# WHAT TO PRODUCE:
Write out the records below once more, exactly as they stand.

########################################

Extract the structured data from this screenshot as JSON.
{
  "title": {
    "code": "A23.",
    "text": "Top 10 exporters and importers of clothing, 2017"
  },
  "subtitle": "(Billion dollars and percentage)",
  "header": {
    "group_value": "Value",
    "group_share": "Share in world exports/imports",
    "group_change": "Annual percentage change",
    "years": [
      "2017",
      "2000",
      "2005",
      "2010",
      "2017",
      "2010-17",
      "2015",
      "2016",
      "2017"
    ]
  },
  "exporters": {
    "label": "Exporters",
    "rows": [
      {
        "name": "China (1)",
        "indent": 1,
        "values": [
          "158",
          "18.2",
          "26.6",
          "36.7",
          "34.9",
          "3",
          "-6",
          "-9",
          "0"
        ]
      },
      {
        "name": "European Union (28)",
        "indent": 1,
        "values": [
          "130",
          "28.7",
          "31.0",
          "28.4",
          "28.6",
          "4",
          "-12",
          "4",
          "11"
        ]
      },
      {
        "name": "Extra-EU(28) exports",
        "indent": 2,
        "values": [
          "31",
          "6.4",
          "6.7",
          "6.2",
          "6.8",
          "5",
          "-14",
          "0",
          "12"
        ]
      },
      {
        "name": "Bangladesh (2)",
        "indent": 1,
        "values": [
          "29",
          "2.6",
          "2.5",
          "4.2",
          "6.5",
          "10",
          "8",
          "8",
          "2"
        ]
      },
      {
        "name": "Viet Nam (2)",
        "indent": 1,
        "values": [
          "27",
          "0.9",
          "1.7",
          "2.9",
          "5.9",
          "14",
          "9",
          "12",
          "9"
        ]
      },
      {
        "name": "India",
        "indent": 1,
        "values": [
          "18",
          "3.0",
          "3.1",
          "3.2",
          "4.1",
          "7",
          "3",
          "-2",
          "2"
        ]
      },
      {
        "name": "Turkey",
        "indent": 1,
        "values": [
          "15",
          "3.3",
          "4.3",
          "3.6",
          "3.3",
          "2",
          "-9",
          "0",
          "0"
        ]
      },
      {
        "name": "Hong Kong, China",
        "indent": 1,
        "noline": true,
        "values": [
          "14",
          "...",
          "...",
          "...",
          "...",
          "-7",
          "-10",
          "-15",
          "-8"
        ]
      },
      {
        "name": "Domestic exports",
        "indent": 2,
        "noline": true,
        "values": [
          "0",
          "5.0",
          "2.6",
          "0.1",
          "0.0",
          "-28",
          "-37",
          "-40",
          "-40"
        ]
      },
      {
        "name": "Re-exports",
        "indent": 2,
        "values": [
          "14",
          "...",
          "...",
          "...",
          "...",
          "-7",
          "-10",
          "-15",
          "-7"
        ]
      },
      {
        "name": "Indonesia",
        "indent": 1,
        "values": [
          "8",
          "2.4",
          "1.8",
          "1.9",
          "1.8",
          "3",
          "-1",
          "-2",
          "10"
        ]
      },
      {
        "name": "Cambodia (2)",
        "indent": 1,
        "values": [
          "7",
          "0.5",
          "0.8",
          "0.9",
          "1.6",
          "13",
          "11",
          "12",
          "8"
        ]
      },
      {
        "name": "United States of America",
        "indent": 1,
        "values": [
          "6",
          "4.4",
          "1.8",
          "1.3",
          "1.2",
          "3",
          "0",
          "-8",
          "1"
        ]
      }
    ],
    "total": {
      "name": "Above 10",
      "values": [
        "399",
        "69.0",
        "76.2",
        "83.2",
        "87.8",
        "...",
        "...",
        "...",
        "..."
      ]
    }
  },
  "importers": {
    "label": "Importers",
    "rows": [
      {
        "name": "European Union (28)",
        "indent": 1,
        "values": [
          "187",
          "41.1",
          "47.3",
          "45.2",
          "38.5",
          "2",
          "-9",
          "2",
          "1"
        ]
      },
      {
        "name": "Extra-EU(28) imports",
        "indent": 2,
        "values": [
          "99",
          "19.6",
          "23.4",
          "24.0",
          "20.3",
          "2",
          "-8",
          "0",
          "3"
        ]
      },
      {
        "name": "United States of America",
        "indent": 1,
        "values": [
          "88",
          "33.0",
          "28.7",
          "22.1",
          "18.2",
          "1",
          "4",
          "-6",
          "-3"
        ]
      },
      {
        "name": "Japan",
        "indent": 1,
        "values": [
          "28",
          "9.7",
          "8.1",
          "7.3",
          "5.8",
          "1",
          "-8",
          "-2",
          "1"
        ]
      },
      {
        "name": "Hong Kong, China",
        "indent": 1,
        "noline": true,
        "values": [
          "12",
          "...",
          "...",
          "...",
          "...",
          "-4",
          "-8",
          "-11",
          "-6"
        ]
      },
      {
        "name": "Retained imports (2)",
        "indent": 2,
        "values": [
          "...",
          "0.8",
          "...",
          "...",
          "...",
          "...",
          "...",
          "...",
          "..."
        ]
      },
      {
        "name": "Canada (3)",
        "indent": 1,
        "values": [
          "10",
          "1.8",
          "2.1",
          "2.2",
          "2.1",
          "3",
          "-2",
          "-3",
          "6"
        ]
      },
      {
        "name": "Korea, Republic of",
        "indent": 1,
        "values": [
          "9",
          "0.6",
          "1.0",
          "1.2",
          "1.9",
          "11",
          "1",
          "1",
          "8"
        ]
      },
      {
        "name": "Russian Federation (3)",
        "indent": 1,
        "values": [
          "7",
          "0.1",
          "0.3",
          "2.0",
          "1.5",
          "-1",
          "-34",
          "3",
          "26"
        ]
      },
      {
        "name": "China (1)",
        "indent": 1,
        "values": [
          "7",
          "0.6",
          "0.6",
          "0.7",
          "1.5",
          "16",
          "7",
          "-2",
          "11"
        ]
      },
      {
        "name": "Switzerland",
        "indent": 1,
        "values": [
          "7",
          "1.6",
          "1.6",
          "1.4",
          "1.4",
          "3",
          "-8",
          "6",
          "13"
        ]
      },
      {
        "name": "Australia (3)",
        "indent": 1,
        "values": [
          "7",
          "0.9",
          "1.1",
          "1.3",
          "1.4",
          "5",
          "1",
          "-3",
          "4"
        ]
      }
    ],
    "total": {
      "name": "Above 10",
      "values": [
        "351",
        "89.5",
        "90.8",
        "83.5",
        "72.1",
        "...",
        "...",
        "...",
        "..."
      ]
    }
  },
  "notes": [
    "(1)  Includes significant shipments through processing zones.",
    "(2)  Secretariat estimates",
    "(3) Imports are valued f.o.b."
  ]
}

########################################

# EXPECTED ANSWER:
Extract the structured data from this screenshot as JSON.
{
  "title": {
    "code": "A23.",
    "text": "Top 10 exporters and importers of clothing, 2017"
  },
  "subtitle": "(Billion dollars and percentage)",
  "header": {
    "group_value": "Value",
    "group_share": "Share in world exports/imports",
    "group_change": "Annual percentage change",
    "years": [
      "2017",
      "2000",
      "2005",
      "2010",
      "2017",
      "2010-17",
      "2015",
      "2016",
      "2017"
    ]
  },
  "exporters": {
    "label": "Exporters",
    "rows": [
      {
        "name": "China (1)",
        "indent": 1,
        "values": [
          "158",
          "18.2",
          "26.6",
          "36.7",
          "34.9",
          "3",
          "-6",
          "-9",
          "0"
        ]
      },
      {
        "name": "European Union (28)",
        "indent": 1,
        "values": [
          "130",
          "28.7",
          "31.0",
          "28.4",
          "28.6",
          "4",
          "-12",
          "4",
          "11"
        ]
      },
      {
        "name": "Extra-EU(28) exports",
        "indent": 2,
        "values": [
          "31",
          "6.4",
          "6.7",
          "6.2",
          "6.8",
          "5",
          "-14",
          "0",
          "12"
        ]
      },
      {
        "name": "Bangladesh (2)",
        "indent": 1,
        "values": [
          "29",
          "2.6",
          "2.5",
          "4.2",
          "6.5",
          "10",
          "8",
          "8",
          "2"
        ]
      },
      {
        "name": "Viet Nam (2)",
        "indent": 1,
        "values": [
          "27",
          "0.9",
          "1.7",
          "2.9",
          "5.9",
          "14",
          "9",
          "12",
          "9"
        ]
      },
      {
        "name": "India",
        "indent": 1,
        "values": [
          "18",
          "3.0",
          "3.1",
          "3.2",
          "4.1",
          "7",
          "3",
          "-2",
          "2"
        ]
      },
      {
        "name": "Turkey",
        "indent": 1,
        "values": [
          "15",
          "3.3",
          "4.3",
          "3.6",
          "3.3",
          "2",
          "-9",
          "0",
          "0"
        ]
      },
      {
        "name": "Hong Kong, China",
        "indent": 1,
        "noline": true,
        "values": [
          "14",
          "...",
          "...",
          "...",
          "...",
          "-7",
          "-10",
          "-15",
          "-8"
        ]
      },
      {
        "name": "Domestic exports",
        "indent": 2,
        "noline": true,
        "values": [
          "0",
          "5.0",
          "2.6",
          "0.1",
          "0.0",
          "-28",
          "-37",
          "-40",
          "-40"
        ]
      },
      {
        "name": "Re-exports",
        "indent": 2,
        "values": [
          "14",
          "...",
          "...",
          "...",
          "...",
          "-7",
          "-10",
          "-15",
          "-7"
        ]
      },
      {
        "name": "Indonesia",
        "indent": 1,
        "values": [
          "8",
          "2.4",
          "1.8",
          "1.9",
          "1.8",
          "3",
          "-1",
          "-2",
          "10"
        ]
      },
      {
        "name": "Cambodia (2)",
        "indent": 1,
        "values": [
          "7",
          "0.5",
          "0.8",
          "0.9",
          "1.6",
          "13",
          "11",
          "12",
          "8"
        ]
      },
      {
        "name": "United States of America",
        "indent": 1,
        "values": [
          "6",
          "4.4",
          "1.8",
          "1.3",
          "1.2",
          "3",
          "0",
          "-8",
          "1"
        ]
      }
    ],
    "total": {
      "name": "Above 10",
      "values": [
        "399",
        "69.0",
        "76.2",
        "83.2",
        "87.8",
        "...",
        "...",
        "...",
        "..."
      ]
    }
  },
  "importers": {
    "label": "Importers",
    "rows": [
      {
        "name": "European Union (28)",
        "indent": 1,
        "values": [
          "187",
          "41.1",
          "47.3",
          "45.2",
          "38.5",
          "2",
          "-9",
          "2",
          "1"
        ]
      },
      {
        "name": "Extra-EU(28) imports",
        "indent": 2,
        "values": [
          "99",
          "19.6",
          "23.4",
          "24.0",
          "20.3",
          "2",
          "-8",
          "0",
          "3"
        ]
      },
      {
        "name": "United States of America",
        "indent": 1,
        "values": [
          "88",
          "33.0",
          "28.7",
          "22.1",
          "18.2",
          "1",
          "4",
          "-6",
          "-3"
        ]
      },
      {
        "name": "Japan",
        "indent": 1,
        "values": [
          "28",
          "9.7",
          "8.1",
          "7.3",
          "5.8",
          "1",
          "-8",
          "-2",
          "1"
        ]
      },
      {
        "name": "Hong Kong, China",
        "indent": 1,
        "noline": true,
        "values": [
          "12",
          "...",
          "...",
          "...",
          "...",
          "-4",
          "-8",
          "-11",
          "-6"
        ]
      },
      {
        "name": "Retained imports (2)",
        "indent": 2,
        "values": [
          "...",
          "0.8",
          "...",
          "...",
          "...",
          "...",
          "...",
          "...",
          "..."
        ]
      },
      {
        "name": "Canada (3)",
        "indent": 1,
        "values": [
          "10",
          "1.8",
          "2.1",
          "2.2",
          "2.1",
          "3",
          "-2",
          "-3",
          "6"
        ]
      },
      {
        "name": "Korea, Republic of",
        "indent": 1,
        "values": [
          "9",
          "0.6",
          "1.0",
          "1.2",
          "1.9",
          "11",
          "1",
          "1",
          "8"
        ]
      },
      {
        "name": "Russian Federation (3)",
        "indent": 1,
        "values": [
          "7",
          "0.1",
          "0.3",
          "2.0",
          "1.5",
          "-1",
          "-34",
          "3",
          "26"
        ]
      },
      {
        "name": "China (1)",
        "indent": 1,
        "values": [
          "7",
          "0.6",
          "0.6",
          "0.7",
          "1.5",
          "16",
          "7",
          "-2",
          "11"
        ]
      },
      {
        "name": "Switzerland",
        "indent": 1,
        "values": [
          "7",
          "1.6",
          "1.6",
          "1.4",
          "1.4",
          "3",
          "-8",
          "6",
          "13"
        ]
      },
      {
        "name": "Australia (3)",
        "indent": 1,
        "values": [
          "7",
          "0.9",
          "1.1",
          "1.3",
          "1.4",
          "5",
          "1",
          "-3",
          "4"
        ]
      }
    ],
    "total": {
      "name": "Above 10",
      "values": [
        "351",
        "89.5",
        "90.8",
        "83.5",
        "72.1",
        "...",
        "...",
        "...",
        "..."
      ]
    }
  },
  "notes": [
    "(1)  Includes significant shipments through processing zones.",
    "(2)  Secretariat estimates",
    "(3) Imports are valued f.o.b."
  ]
}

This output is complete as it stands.